→ Task to carry out
Repeat all of the material exactly as given.

Begin Data shown

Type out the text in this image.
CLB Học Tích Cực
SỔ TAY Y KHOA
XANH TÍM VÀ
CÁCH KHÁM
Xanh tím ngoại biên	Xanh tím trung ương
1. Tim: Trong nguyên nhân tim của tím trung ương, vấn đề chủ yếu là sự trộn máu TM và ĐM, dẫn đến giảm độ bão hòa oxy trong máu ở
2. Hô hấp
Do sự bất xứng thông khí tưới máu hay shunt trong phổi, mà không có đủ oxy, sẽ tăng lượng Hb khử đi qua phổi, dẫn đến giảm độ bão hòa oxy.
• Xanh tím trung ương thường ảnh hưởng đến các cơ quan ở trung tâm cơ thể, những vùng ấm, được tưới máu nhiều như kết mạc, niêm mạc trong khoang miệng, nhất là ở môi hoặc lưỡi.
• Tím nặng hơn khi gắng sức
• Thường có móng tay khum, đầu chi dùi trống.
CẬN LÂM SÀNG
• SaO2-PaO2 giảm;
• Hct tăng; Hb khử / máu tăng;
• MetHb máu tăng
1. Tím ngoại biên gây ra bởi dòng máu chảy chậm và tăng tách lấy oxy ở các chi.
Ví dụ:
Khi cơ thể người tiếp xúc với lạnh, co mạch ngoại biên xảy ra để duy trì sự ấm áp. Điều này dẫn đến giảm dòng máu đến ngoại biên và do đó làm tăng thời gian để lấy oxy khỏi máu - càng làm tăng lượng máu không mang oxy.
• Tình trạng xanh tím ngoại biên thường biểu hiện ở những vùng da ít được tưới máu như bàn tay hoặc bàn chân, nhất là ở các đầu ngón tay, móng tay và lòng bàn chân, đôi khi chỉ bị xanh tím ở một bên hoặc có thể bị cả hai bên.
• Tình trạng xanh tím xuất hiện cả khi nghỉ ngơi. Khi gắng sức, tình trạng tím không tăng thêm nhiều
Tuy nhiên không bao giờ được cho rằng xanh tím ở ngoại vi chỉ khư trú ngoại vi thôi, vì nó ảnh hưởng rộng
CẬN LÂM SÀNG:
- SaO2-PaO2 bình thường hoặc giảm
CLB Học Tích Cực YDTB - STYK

End Data shown

→ Solution to this problem
Type out the text in this image.
CLB Học Tích Cực
SỔ TAY Y KHOA
XANH TÍM VÀ
CÁCH KHÁM
Xanh tím ngoại biên	Xanh tím trung ương
1. Tim: Trong nguyên nhân tim của tím trung ương, vấn đề chủ yếu là sự trộn máu TM và ĐM, dẫn đến giảm độ bão hòa oxy trong máu ở
2. Hô hấp
Do sự bất xứng thông khí tưới máu hay shunt trong phổi, mà không có đủ oxy, sẽ tăng lượng Hb khử đi qua phổi, dẫn đến giảm độ bão hòa oxy.
• Xanh tím trung ương thường ảnh hưởng đến các cơ quan ở trung tâm cơ thể, những vùng ấm, được tưới máu nhiều như kết mạc, niêm mạc trong khoang miệng, nhất là ở môi hoặc lưỡi.
• Tím nặng hơn khi gắng sức
• Thường có móng tay khum, đầu chi dùi trống.
CẬN LÂM SÀNG
• SaO2-PaO2 giảm;
• Hct tăng; Hb khử / máu tăng;
• MetHb máu tăng
1. Tím ngoại biên gây ra bởi dòng máu chảy chậm và tăng tách lấy oxy ở các chi.
Ví dụ:
Khi cơ thể người tiếp xúc với lạnh, co mạch ngoại biên xảy ra để duy trì sự ấm áp. Điều này dẫn đến giảm dòng máu đến ngoại biên và do đó làm tăng thời gian để lấy oxy khỏi máu - càng làm tăng lượng máu không mang oxy.
• Tình trạng xanh tím ngoại biên thường biểu hiện ở những vùng da ít được tưới máu như bàn tay hoặc bàn chân, nhất là ở các đầu ngón tay, móng tay và lòng bàn chân, đôi khi chỉ bị xanh tím ở một bên hoặc có thể bị cả hai bên.
• Tình trạng xanh tím xuất hiện cả khi nghỉ ngơi. Khi gắng sức, tình trạng tím không tăng thêm nhiều
Tuy nhiên không bao giờ được cho rằng xanh tím ở ngoại vi chỉ khư trú ngoại vi thôi, vì nó ảnh hưởng rộng
CẬN LÂM SÀNG:
- SaO2-PaO2 bình thường hoặc giảm
CLB Học Tích Cực YDTB - STYK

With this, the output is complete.